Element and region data
_ _ _
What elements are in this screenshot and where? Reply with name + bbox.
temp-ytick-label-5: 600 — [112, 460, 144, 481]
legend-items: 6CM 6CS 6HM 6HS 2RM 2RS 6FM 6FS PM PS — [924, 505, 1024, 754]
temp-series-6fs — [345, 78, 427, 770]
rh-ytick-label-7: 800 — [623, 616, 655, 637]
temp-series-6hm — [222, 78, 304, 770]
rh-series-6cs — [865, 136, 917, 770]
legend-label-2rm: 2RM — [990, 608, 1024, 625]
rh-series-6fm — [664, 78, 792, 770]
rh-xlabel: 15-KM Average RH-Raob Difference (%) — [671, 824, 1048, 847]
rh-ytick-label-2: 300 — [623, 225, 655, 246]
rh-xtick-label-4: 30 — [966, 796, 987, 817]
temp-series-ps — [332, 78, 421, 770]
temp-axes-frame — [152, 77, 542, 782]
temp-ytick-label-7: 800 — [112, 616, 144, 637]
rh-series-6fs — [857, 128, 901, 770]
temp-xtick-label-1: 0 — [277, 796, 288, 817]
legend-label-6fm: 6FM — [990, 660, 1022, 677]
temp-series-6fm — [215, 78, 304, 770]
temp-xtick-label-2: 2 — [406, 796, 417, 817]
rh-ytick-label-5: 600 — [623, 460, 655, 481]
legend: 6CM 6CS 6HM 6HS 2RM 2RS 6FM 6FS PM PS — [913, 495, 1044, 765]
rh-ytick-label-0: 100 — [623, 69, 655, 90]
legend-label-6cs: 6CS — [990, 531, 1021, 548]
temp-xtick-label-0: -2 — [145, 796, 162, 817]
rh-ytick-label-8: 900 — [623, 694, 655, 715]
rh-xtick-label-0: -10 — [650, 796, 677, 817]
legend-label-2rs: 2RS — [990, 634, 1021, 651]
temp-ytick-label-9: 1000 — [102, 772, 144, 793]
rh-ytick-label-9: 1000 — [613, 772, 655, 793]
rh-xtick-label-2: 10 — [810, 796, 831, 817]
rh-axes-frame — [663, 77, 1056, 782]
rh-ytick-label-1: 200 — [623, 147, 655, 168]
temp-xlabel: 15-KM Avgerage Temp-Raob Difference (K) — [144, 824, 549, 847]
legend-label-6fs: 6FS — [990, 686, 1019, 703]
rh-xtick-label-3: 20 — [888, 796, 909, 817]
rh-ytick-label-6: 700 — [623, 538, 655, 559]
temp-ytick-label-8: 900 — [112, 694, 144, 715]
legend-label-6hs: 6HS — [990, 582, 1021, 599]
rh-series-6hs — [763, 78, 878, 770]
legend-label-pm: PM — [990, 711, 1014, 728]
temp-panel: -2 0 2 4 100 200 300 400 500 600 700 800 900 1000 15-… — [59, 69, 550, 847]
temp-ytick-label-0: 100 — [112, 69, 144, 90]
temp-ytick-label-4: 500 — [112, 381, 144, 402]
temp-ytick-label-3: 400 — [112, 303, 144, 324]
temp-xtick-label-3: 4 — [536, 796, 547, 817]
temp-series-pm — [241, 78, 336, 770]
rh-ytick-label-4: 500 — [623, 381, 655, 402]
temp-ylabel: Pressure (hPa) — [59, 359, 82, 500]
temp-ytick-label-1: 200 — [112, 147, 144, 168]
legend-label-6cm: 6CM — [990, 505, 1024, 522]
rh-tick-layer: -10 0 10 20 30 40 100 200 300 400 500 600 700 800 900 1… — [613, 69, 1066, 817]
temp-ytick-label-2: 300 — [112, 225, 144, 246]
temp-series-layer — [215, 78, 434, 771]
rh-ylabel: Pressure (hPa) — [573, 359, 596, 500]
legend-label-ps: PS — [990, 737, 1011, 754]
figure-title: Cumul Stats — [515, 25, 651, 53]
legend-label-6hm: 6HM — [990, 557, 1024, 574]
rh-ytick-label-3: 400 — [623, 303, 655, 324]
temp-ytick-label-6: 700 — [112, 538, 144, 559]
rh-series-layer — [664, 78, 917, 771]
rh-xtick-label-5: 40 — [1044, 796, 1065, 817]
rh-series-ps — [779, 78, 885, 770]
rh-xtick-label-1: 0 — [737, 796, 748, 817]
_ _ _
**PROBLEM TO WORK ON:** Please format the listing above as a Markdown table with the columns Row and Line, numbering each line and leaving out blank lines.

**OUTPUT OF THE TASK:**
| Row | Line |
|---|---|
| 1 | What elements are in this screenshot and where? Reply with name + bbox. |
| 2 | temp-ytick-label-5: 600 — [112, 460, 144, 481] |
| 3 | legend-items: 6CM 6CS 6HM 6HS 2RM 2RS 6FM 6FS PM PS — [924, 505, 1024, 754] |
| 4 | temp-series-6fs — [345, 78, 427, 770] |
| 5 | rh-ytick-label-7: 800 — [623, 616, 655, 637] |
| 6 | temp-series-6hm — [222, 78, 304, 770] |
| 7 | rh-series-6cs — [865, 136, 917, 770] |
| 8 | legend-label-2rm: 2RM — [990, 608, 1024, 625] |
| 9 | rh-series-6fm — [664, 78, 792, 770] |
| 10 | rh-xlabel: 15-KM Average RH-Raob Difference (%) — [671, 824, 1048, 847] |
| 11 | rh-ytick-label-2: 300 — [623, 225, 655, 246] |
| 12 | rh-xtick-label-4: 30 — [966, 796, 987, 817] |
| 13 | temp-series-ps — [332, 78, 421, 770] |
| 14 | temp-axes-frame — [152, 77, 542, 782] |
| 15 | temp-ytick-label-7: 800 — [112, 616, 144, 637] |
| 16 | rh-series-6fs — [857, 128, 901, 770] |
| 17 | temp-xtick-label-1: 0 — [277, 796, 288, 817] |
| 18 | legend-label-6fm: 6FM — [990, 660, 1022, 677] |
| 19 | temp-series-6fm — [215, 78, 304, 770] |
| 20 | temp-xtick-label-2: 2 — [406, 796, 417, 817] |
| 21 | rh-ytick-label-5: 600 — [623, 460, 655, 481] |
| 22 | legend: 6CM 6CS 6HM 6HS 2RM 2RS 6FM 6FS PM PS — [913, 495, 1044, 765] |
| 23 | rh-ytick-label-0: 100 — [623, 69, 655, 90] |
| 24 | legend-label-6cs: 6CS — [990, 531, 1021, 548] |
| 25 | temp-xtick-label-0: -2 — [145, 796, 162, 817] |
| 26 | rh-ytick-label-8: 900 — [623, 694, 655, 715] |
| 27 | rh-xtick-label-0: -10 — [650, 796, 677, 817] |
| 28 | legend-label-2rs: 2RS — [990, 634, 1021, 651] |
| 29 | temp-ytick-label-9: 1000 — [102, 772, 144, 793] |
| 30 | rh-ytick-label-9: 1000 — [613, 772, 655, 793] |
| 31 | rh-xtick-label-2: 10 — [810, 796, 831, 817] |
| 32 | rh-axes-frame — [663, 77, 1056, 782] |
| 33 | rh-ytick-label-1: 200 — [623, 147, 655, 168] |
| 34 | temp-xlabel: 15-KM Avgerage Temp-Raob Difference (K) — [144, 824, 549, 847] |
| 35 | legend-label-6fs: 6FS — [990, 686, 1019, 703] |
| 36 | rh-xtick-label-3: 20 — [888, 796, 909, 817] |
| 37 | rh-ytick-label-6: 700 — [623, 538, 655, 559] |
| 38 | temp-ytick-label-8: 900 — [112, 694, 144, 715] |
| 39 | legend-label-6hs: 6HS — [990, 582, 1021, 599] |
| 40 | rh-series-6hs — [763, 78, 878, 770] |
| 41 | legend-label-pm: PM — [990, 711, 1014, 728] |
| 42 | temp-panel: -2 0 2 4 100 200 300 400 500 600 700 800 900 1000 15-… — [59, 69, 550, 847] |
| 43 | temp-ytick-label-0: 100 — [112, 69, 144, 90] |
| 44 | temp-ytick-label-4: 500 — [112, 381, 144, 402] |
| 45 | temp-ytick-label-3: 400 — [112, 303, 144, 324] |
| 46 | temp-xtick-label-3: 4 — [536, 796, 547, 817] |
| 47 | temp-series-pm — [241, 78, 336, 770] |
| 48 | rh-ytick-label-4: 500 — [623, 381, 655, 402] |
| 49 | temp-ylabel: Pressure (hPa) — [59, 359, 82, 500] |
| 50 | temp-ytick-label-1: 200 — [112, 147, 144, 168] |
| 51 | legend-label-6cm: 6CM — [990, 505, 1024, 522] |
| 52 | rh-tick-layer: -10 0 10 20 30 40 100 200 300 400 500 600 700 800 900 1… — [613, 69, 1066, 817] |
| 53 | temp-ytick-label-2: 300 — [112, 225, 144, 246] |
| 54 | temp-series-layer — [215, 78, 434, 771] |
| 55 | rh-ylabel: Pressure (hPa) — [573, 359, 596, 500] |
| 56 | legend-label-ps: PS — [990, 737, 1011, 754] |
| 57 | figure-title: Cumul Stats — [515, 25, 651, 53] |
| 58 | legend-label-6hm: 6HM — [990, 557, 1024, 574] |
| 59 | rh-ytick-label-3: 400 — [623, 303, 655, 324] |
| 60 | temp-ytick-label-6: 700 — [112, 538, 144, 559] |
| 61 | rh-series-layer — [664, 78, 917, 771] |
| 62 | rh-xtick-label-5: 40 — [1044, 796, 1065, 817] |
| 63 | rh-series-ps — [779, 78, 885, 770] |
| 64 | rh-xtick-label-1: 0 — [737, 796, 748, 817] |